— start Information supplied —

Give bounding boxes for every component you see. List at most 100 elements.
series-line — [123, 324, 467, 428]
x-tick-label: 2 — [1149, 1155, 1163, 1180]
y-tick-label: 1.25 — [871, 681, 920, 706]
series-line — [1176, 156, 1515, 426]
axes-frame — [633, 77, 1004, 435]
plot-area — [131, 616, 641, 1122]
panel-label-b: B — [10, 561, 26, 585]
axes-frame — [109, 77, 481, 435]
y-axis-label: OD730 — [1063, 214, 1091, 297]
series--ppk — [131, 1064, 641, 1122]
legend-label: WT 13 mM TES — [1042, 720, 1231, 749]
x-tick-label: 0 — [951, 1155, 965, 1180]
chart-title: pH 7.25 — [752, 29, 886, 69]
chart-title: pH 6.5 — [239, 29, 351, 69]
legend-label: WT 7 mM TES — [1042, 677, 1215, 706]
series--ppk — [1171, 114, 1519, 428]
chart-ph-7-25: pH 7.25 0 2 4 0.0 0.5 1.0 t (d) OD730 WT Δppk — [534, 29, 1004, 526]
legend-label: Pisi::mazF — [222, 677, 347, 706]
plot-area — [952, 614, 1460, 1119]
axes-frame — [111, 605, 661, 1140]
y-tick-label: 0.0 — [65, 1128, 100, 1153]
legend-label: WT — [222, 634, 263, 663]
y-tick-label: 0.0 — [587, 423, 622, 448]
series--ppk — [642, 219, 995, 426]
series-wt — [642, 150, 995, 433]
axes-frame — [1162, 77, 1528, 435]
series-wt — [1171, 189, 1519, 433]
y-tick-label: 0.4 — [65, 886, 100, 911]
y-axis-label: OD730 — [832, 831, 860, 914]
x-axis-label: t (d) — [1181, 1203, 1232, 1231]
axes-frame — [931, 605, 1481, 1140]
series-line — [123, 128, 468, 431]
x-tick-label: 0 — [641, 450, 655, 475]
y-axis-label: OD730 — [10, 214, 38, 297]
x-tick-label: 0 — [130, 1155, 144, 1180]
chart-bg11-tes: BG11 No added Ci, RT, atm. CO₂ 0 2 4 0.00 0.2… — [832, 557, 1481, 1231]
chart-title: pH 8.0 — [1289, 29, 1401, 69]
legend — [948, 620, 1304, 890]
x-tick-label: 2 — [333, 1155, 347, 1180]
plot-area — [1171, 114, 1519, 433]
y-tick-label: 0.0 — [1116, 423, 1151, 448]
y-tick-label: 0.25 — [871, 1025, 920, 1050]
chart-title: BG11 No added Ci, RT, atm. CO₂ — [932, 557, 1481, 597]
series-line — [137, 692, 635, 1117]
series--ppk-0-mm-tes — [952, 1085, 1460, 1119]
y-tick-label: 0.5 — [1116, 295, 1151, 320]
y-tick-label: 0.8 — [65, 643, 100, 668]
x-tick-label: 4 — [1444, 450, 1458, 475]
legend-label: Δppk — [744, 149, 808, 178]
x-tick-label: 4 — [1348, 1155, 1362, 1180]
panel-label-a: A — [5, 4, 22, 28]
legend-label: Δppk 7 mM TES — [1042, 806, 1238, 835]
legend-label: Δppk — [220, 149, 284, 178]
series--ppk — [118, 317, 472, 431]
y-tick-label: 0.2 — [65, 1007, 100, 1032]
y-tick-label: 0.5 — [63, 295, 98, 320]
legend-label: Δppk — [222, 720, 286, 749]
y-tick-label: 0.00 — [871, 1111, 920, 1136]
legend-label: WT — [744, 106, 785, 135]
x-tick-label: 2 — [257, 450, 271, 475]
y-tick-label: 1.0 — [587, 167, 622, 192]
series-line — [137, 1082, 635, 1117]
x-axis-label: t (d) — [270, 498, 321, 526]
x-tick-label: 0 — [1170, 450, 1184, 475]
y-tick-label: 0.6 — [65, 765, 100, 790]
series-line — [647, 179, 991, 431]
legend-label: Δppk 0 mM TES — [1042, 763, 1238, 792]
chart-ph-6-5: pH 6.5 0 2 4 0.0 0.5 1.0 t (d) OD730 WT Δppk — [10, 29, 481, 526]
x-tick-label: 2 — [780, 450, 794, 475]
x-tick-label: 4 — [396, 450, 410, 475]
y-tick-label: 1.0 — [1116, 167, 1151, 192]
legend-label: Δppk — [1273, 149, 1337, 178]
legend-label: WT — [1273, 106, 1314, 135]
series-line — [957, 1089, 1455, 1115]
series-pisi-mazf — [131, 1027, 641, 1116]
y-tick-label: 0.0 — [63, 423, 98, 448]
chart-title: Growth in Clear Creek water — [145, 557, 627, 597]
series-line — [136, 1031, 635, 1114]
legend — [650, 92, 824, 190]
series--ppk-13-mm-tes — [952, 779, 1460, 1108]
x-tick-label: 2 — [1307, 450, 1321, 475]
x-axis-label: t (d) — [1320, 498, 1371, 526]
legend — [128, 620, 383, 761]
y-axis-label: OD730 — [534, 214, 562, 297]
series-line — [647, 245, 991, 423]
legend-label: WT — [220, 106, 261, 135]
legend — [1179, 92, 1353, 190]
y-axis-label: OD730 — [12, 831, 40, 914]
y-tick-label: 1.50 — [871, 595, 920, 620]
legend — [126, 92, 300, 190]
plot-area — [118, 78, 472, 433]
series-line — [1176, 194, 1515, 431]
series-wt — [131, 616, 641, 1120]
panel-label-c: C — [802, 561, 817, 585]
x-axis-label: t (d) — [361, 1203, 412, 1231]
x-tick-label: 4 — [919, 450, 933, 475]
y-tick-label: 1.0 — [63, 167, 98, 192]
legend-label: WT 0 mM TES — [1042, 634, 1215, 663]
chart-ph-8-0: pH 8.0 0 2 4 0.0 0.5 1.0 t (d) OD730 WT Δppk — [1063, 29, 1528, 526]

— end Information supplied —

__Given task__. Reproduce every line of the data above verbatim, without altering, omitting, or reordering anything.

__Final result__.
Give bounding boxes for every component you see. List at most 100 elements.
series-line — [123, 324, 467, 428]
x-tick-label: 2 — [1149, 1155, 1163, 1180]
y-tick-label: 1.25 — [871, 681, 920, 706]
series-line — [1176, 156, 1515, 426]
axes-frame — [633, 77, 1004, 435]
plot-area — [131, 616, 641, 1122]
panel-label-b: B — [10, 561, 26, 585]
axes-frame — [109, 77, 481, 435]
y-axis-label: OD730 — [1063, 214, 1091, 297]
series--ppk — [131, 1064, 641, 1122]
legend-label: WT 13 mM TES — [1042, 720, 1231, 749]
x-tick-label: 0 — [951, 1155, 965, 1180]
chart-title: pH 7.25 — [752, 29, 886, 69]
chart-title: pH 6.5 — [239, 29, 351, 69]
legend-label: WT 7 mM TES — [1042, 677, 1215, 706]
series--ppk — [1171, 114, 1519, 428]
chart-ph-7-25: pH 7.25 0 2 4 0.0 0.5 1.0 t (d) OD730 WT Δppk — [534, 29, 1004, 526]
legend-label: Pisi::mazF — [222, 677, 347, 706]
plot-area — [952, 614, 1460, 1119]
axes-frame — [111, 605, 661, 1140]
y-tick-label: 0.0 — [65, 1128, 100, 1153]
legend-label: WT — [222, 634, 263, 663]
y-tick-label: 0.0 — [587, 423, 622, 448]
series--ppk — [642, 219, 995, 426]
series-wt — [642, 150, 995, 433]
axes-frame — [1162, 77, 1528, 435]
series-wt — [1171, 189, 1519, 433]
y-tick-label: 0.4 — [65, 886, 100, 911]
y-axis-label: OD730 — [832, 831, 860, 914]
x-axis-label: t (d) — [1181, 1203, 1232, 1231]
axes-frame — [931, 605, 1481, 1140]
series-line — [123, 128, 468, 431]
x-tick-label: 0 — [641, 450, 655, 475]
y-axis-label: OD730 — [10, 214, 38, 297]
x-tick-label: 0 — [130, 1155, 144, 1180]
chart-bg11-tes: BG11 No added Ci, RT, atm. CO₂ 0 2 4 0.00 0.2… — [832, 557, 1481, 1231]
chart-title: pH 8.0 — [1289, 29, 1401, 69]
legend — [948, 620, 1304, 890]
x-tick-label: 2 — [333, 1155, 347, 1180]
plot-area — [1171, 114, 1519, 433]
y-tick-label: 0.0 — [1116, 423, 1151, 448]
y-tick-label: 0.25 — [871, 1025, 920, 1050]
chart-title: BG11 No added Ci, RT, atm. CO₂ — [932, 557, 1481, 597]
series-line — [137, 692, 635, 1117]
series--ppk-0-mm-tes — [952, 1085, 1460, 1119]
y-tick-label: 0.5 — [1116, 295, 1151, 320]
y-tick-label: 0.8 — [65, 643, 100, 668]
x-tick-label: 4 — [1444, 450, 1458, 475]
legend-label: Δppk — [744, 149, 808, 178]
x-tick-label: 4 — [1348, 1155, 1362, 1180]
panel-label-a: A — [5, 4, 22, 28]
legend-label: Δppk 7 mM TES — [1042, 806, 1238, 835]
legend-label: Δppk — [220, 149, 284, 178]
series--ppk — [118, 317, 472, 431]
y-tick-label: 0.2 — [65, 1007, 100, 1032]
y-tick-label: 0.5 — [63, 295, 98, 320]
legend-label: Δppk — [222, 720, 286, 749]
y-tick-label: 0.00 — [871, 1111, 920, 1136]
legend-label: WT — [744, 106, 785, 135]
x-tick-label: 2 — [257, 450, 271, 475]
y-tick-label: 1.0 — [587, 167, 622, 192]
series-line — [137, 1082, 635, 1117]
x-axis-label: t (d) — [270, 498, 321, 526]
x-tick-label: 0 — [1170, 450, 1184, 475]
y-tick-label: 0.6 — [65, 765, 100, 790]
series-line — [647, 179, 991, 431]
legend-label: Δppk 0 mM TES — [1042, 763, 1238, 792]
chart-ph-6-5: pH 6.5 0 2 4 0.0 0.5 1.0 t (d) OD730 WT Δppk — [10, 29, 481, 526]
x-tick-label: 2 — [780, 450, 794, 475]
x-tick-label: 4 — [396, 450, 410, 475]
y-tick-label: 1.0 — [1116, 167, 1151, 192]
legend-label: Δppk — [1273, 149, 1337, 178]
legend-label: WT — [1273, 106, 1314, 135]
series-line — [957, 1089, 1455, 1115]
series-pisi-mazf — [131, 1027, 641, 1116]
y-tick-label: 0.0 — [63, 423, 98, 448]
chart-title: Growth in Clear Creek water — [145, 557, 627, 597]
series-line — [136, 1031, 635, 1114]
legend — [650, 92, 824, 190]
series--ppk-13-mm-tes — [952, 779, 1460, 1108]
x-tick-label: 2 — [1307, 450, 1321, 475]
x-axis-label: t (d) — [1320, 498, 1371, 526]
legend — [128, 620, 383, 761]
y-axis-label: OD730 — [534, 214, 562, 297]
series-line — [647, 245, 991, 423]
legend-label: WT — [220, 106, 261, 135]
legend — [1179, 92, 1353, 190]
y-axis-label: OD730 — [12, 831, 40, 914]
y-tick-label: 1.50 — [871, 595, 920, 620]
legend — [126, 92, 300, 190]
plot-area — [118, 78, 472, 433]
series-line — [1176, 194, 1515, 431]
series-wt — [131, 616, 641, 1120]
panel-label-c: C — [802, 561, 817, 585]
x-axis-label: t (d) — [361, 1203, 412, 1231]
x-tick-label: 4 — [919, 450, 933, 475]
y-tick-label: 1.0 — [63, 167, 98, 192]
legend-label: WT 0 mM TES — [1042, 634, 1215, 663]
chart-ph-8-0: pH 8.0 0 2 4 0.0 0.5 1.0 t (d) OD730 WT Δppk — [1063, 29, 1528, 526]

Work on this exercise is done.